**What the task requires**
Your output must consist solely of the lines from the one containing "Type out the text in this image." through the end of the records, reproduced exactly.

**Provided data**
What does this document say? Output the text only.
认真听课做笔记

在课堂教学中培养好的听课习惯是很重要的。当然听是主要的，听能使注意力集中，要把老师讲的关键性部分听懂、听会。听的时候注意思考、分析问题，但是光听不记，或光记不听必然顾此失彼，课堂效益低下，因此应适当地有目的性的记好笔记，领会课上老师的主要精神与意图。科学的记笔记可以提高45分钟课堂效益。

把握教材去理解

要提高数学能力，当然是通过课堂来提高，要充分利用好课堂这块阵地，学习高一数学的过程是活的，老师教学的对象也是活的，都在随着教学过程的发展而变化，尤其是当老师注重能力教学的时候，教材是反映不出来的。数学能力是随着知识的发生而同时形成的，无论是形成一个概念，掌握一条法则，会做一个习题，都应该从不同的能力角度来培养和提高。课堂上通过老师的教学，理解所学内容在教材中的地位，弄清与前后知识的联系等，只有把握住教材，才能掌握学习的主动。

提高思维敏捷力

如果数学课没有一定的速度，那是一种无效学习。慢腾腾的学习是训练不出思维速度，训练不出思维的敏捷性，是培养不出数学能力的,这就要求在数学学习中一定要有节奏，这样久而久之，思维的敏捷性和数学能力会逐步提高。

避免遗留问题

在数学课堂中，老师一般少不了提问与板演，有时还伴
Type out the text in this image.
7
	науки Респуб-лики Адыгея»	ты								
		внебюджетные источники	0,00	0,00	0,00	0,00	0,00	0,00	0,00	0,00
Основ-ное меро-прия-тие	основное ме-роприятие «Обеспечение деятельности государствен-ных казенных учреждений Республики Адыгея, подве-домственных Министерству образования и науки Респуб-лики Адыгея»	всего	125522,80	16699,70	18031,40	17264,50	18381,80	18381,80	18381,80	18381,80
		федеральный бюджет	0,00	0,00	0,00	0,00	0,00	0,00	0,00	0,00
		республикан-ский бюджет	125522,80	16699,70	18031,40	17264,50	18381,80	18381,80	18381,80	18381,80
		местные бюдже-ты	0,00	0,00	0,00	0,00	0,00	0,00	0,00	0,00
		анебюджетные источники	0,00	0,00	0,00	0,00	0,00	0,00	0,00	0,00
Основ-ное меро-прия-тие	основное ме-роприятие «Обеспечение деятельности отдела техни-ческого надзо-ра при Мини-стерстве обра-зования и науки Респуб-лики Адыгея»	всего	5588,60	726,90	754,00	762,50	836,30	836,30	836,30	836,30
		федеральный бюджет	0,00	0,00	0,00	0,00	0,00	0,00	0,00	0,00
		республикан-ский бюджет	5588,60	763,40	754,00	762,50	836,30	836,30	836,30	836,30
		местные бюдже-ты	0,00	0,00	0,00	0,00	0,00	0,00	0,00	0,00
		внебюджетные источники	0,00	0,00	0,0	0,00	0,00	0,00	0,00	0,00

**Task output**
Type out the text in this image.
7
	науки Респуб-лики Адыгея»	ты								
		внебюджетные источники	0,00	0,00	0,00	0,00	0,00	0,00	0,00	0,00
Основ-ное меро-прия-тие	основное ме-роприятие «Обеспечение деятельности государствен-ных казенных учреждений Республики Адыгея, подве-домственных Министерству образования и науки Респуб-лики Адыгея»	всего	125522,80	16699,70	18031,40	17264,50	18381,80	18381,80	18381,80	18381,80
		федеральный бюджет	0,00	0,00	0,00	0,00	0,00	0,00	0,00	0,00
		республикан-ский бюджет	125522,80	16699,70	18031,40	17264,50	18381,80	18381,80	18381,80	18381,80
		местные бюдже-ты	0,00	0,00	0,00	0,00	0,00	0,00	0,00	0,00
		анебюджетные источники	0,00	0,00	0,00	0,00	0,00	0,00	0,00	0,00
Основ-ное меро-прия-тие	основное ме-роприятие «Обеспечение деятельности отдела техни-ческого надзо-ра при Мини-стерстве обра-зования и науки Респуб-лики Адыгея»	всего	5588,60	726,90	754,00	762,50	836,30	836,30	836,30	836,30
		федеральный бюджет	0,00	0,00	0,00	0,00	0,00	0,00	0,00	0,00
		республикан-ский бюджет	5588,60	763,40	754,00	762,50	836,30	836,30	836,30	836,30
		местные бюдже-ты	0,00	0,00	0,00	0,00	0,00	0,00	0,00	0,00
		внебюджетные источники	0,00	0,00	0,0	0,00	0,00	0,00	0,00	0,00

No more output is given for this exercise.